#### GOAL
Gather all lines in the data that hold the string "name".

--- START OF SUPPLIED DATA ---

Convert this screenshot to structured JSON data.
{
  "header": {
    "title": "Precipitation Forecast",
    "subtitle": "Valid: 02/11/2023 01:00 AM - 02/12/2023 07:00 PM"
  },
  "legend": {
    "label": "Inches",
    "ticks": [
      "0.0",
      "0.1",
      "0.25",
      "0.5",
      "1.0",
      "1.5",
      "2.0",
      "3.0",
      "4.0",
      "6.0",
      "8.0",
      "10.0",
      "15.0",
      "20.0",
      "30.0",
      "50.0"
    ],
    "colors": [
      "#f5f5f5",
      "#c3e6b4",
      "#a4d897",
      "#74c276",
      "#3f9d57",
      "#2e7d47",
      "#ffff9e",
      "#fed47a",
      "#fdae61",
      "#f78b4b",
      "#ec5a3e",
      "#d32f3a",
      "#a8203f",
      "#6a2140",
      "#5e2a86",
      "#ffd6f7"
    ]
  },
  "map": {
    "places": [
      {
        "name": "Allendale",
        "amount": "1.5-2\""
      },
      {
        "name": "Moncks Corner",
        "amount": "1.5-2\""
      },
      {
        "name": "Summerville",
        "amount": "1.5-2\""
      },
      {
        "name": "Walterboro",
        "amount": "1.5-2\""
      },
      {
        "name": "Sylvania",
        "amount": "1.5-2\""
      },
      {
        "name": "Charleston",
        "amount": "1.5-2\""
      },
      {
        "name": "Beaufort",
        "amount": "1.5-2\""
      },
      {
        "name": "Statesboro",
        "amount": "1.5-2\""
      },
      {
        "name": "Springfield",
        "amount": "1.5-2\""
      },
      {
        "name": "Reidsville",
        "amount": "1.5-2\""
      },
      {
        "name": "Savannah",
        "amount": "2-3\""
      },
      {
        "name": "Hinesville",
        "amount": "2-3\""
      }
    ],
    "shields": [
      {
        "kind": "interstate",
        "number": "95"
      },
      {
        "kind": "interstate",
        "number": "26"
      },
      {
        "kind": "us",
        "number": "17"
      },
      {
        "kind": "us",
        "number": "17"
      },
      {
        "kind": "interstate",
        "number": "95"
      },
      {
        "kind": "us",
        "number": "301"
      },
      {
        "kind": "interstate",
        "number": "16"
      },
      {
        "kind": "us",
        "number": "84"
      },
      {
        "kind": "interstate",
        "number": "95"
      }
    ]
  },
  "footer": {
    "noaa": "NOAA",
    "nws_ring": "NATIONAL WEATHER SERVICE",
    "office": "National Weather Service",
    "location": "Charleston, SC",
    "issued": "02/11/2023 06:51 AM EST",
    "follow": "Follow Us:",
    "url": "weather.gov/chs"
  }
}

--- END OF SUPPLIED DATA ---

#### IN RESPONSE
        "name": "Allendale",
        "name": "Moncks Corner",
        "name": "Summerville",
        "name": "Walterboro",
        "name": "Sylvania",
        "name": "Charleston",
        "name": "Beaufort",
        "name": "Statesboro",
        "name": "Springfield",
        "name": "Reidsville",
        "name": "Savannah",
        "name": "Hinesville",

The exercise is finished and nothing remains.